Exercise requirements
Filter the records below for the word "заинтересованных". Copy each line that holds it.
============================================================
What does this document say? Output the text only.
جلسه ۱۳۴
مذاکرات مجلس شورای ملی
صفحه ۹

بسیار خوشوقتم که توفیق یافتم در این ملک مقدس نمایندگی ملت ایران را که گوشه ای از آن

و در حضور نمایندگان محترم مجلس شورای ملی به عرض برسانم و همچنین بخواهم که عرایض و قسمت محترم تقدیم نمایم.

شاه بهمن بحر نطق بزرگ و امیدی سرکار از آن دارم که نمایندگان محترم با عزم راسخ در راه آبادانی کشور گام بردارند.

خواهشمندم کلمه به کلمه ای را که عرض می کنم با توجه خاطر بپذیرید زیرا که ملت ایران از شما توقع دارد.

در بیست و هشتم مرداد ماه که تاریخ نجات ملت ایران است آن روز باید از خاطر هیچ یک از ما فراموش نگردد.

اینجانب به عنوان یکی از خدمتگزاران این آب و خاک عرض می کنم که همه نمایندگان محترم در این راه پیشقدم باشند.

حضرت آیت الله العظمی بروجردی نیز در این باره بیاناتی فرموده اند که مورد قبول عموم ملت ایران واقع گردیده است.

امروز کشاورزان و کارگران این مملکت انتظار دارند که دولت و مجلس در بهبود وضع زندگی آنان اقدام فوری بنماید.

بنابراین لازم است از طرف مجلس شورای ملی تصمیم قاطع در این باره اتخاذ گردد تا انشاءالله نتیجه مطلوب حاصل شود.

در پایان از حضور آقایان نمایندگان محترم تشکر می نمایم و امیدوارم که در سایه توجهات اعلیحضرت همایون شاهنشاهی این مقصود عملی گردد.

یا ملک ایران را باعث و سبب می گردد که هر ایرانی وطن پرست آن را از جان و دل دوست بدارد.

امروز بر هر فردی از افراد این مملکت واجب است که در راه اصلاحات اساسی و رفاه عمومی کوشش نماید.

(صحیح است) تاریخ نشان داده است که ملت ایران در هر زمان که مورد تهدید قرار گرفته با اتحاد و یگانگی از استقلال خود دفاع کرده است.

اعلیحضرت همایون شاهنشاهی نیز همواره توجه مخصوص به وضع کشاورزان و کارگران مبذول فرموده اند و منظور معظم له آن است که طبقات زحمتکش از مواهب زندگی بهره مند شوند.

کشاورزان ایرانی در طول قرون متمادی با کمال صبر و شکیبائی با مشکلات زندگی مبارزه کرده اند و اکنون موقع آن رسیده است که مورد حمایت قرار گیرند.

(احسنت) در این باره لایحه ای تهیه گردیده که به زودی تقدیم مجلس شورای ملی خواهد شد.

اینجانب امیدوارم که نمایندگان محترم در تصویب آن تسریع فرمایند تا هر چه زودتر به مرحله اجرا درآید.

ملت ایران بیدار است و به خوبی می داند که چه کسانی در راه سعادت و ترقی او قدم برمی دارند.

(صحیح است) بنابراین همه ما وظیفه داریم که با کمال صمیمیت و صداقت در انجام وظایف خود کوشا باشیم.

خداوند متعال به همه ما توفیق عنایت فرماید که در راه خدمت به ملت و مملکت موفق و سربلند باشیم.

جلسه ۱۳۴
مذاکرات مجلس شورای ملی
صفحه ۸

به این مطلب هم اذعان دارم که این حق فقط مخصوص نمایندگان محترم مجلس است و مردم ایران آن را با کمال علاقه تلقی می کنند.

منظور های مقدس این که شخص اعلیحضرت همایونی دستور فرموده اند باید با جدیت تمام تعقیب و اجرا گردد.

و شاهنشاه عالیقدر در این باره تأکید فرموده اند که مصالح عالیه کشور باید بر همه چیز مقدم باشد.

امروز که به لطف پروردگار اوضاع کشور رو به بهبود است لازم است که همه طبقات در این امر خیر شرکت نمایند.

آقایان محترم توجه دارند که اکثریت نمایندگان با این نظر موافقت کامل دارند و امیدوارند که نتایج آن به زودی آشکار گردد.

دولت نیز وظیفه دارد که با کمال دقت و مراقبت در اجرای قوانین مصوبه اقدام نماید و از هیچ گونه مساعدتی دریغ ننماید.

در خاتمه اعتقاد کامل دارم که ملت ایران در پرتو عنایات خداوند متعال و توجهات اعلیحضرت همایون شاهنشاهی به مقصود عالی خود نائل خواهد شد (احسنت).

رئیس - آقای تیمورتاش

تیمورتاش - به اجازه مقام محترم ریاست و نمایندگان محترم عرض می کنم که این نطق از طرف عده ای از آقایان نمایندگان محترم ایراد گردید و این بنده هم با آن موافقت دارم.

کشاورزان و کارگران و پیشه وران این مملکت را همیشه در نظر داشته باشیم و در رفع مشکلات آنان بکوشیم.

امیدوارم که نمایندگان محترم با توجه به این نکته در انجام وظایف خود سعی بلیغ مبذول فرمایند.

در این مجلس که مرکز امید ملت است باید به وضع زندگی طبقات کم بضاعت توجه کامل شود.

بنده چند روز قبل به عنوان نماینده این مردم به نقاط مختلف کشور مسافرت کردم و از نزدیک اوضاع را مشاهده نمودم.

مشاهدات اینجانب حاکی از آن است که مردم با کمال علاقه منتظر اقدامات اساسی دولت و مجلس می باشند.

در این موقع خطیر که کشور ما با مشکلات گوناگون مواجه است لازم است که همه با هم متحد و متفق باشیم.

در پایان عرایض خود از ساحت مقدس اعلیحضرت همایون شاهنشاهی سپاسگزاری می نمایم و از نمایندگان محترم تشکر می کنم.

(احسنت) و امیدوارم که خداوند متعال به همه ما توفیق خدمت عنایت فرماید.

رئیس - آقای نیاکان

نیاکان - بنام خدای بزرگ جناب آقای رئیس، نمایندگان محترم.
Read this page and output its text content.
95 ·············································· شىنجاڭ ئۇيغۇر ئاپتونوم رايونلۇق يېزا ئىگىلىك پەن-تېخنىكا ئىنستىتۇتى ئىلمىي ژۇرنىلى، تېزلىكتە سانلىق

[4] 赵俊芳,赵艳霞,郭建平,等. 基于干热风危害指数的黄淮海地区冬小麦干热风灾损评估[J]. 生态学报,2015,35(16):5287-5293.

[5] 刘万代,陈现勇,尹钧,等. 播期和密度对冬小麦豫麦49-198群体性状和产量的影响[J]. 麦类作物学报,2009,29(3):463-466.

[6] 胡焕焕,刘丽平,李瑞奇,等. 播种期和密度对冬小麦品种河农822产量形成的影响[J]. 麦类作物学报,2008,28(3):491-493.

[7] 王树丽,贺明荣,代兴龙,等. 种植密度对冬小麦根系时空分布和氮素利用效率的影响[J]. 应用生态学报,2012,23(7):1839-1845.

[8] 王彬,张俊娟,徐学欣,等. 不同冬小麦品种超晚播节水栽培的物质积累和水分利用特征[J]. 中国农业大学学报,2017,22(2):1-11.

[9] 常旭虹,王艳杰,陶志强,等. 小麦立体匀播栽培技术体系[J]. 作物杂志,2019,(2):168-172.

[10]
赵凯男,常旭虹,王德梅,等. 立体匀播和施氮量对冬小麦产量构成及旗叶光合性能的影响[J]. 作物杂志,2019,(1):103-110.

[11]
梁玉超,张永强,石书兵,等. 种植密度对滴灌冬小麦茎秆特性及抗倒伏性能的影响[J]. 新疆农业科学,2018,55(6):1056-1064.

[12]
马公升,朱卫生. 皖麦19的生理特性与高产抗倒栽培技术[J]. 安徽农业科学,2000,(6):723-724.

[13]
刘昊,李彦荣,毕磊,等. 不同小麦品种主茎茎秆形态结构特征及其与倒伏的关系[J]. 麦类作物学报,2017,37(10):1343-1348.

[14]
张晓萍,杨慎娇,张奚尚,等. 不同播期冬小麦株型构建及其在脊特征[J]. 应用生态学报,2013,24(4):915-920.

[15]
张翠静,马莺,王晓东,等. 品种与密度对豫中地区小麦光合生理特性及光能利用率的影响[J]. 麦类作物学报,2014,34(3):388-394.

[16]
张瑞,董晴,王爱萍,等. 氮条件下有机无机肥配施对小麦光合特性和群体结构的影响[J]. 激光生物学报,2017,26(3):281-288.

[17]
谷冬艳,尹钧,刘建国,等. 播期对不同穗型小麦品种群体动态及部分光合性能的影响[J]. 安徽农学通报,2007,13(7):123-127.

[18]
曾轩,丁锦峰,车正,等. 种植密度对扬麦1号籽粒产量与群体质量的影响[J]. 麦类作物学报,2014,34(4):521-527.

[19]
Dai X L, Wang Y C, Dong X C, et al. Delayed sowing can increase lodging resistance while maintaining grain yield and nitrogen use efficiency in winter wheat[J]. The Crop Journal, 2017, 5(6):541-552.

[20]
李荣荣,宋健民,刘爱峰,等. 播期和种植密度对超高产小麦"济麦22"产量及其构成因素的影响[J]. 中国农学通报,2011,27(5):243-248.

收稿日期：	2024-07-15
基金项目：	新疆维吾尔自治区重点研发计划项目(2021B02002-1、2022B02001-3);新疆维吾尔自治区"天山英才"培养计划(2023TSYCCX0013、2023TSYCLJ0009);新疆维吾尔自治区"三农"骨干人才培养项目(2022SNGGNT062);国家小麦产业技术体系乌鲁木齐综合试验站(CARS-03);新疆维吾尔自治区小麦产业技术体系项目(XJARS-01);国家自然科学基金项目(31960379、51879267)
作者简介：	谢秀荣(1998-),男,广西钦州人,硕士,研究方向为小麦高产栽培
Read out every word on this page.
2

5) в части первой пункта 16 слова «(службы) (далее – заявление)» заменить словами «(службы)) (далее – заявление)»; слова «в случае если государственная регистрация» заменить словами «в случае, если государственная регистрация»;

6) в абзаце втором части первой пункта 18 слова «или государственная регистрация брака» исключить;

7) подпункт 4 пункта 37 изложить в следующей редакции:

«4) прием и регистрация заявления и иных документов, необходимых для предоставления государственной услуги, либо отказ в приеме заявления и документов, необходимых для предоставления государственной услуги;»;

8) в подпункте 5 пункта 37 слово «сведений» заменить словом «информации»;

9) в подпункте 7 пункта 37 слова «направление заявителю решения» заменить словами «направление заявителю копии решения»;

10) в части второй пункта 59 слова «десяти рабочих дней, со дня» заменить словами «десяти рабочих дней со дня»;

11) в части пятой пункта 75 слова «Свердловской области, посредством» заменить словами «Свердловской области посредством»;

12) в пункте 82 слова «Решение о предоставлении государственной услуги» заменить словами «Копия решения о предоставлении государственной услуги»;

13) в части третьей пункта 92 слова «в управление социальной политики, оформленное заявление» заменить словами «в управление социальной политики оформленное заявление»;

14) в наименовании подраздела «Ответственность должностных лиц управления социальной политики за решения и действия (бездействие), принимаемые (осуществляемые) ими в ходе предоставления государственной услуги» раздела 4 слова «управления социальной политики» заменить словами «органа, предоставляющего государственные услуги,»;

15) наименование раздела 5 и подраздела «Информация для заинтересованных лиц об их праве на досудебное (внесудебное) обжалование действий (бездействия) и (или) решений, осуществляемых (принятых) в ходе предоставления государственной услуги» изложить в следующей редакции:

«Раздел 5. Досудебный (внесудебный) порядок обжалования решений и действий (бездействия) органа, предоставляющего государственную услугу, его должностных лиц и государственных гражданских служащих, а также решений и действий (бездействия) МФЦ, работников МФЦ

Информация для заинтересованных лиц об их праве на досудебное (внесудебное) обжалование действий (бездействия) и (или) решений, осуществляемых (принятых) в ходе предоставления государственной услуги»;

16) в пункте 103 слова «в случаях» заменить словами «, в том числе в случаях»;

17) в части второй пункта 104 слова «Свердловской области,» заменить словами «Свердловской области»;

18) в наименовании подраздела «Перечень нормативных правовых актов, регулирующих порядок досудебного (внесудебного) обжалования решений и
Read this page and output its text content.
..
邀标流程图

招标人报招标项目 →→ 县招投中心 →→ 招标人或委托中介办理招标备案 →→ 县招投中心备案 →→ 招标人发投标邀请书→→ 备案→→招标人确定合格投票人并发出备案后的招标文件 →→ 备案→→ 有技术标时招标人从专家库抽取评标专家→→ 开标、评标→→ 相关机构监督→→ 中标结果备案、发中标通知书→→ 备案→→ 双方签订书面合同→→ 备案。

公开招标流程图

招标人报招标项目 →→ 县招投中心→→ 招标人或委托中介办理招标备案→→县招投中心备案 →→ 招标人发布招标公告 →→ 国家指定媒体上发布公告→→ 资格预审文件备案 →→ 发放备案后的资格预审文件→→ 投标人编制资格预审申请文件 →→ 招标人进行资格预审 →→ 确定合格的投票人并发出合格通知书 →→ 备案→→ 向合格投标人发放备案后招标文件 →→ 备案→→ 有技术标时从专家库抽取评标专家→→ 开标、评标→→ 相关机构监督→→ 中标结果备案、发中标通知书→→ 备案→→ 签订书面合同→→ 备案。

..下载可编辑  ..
============================================================
Response to the exercise
15) наименование раздела 5 и подраздела «Информация для заинтересованных лиц об их праве на досудебное (внесудебное) обжалование действий (бездействия) и (или) решений, осуществляемых (принятых) в ходе предоставления государственной услуги» изложить в следующей редакции:
Информация для заинтересованных лиц об их праве на досудебное (внесудебное) обжалование действий (бездействия) и (или) решений, осуществляемых (принятых) в ходе предоставления государственной услуги»;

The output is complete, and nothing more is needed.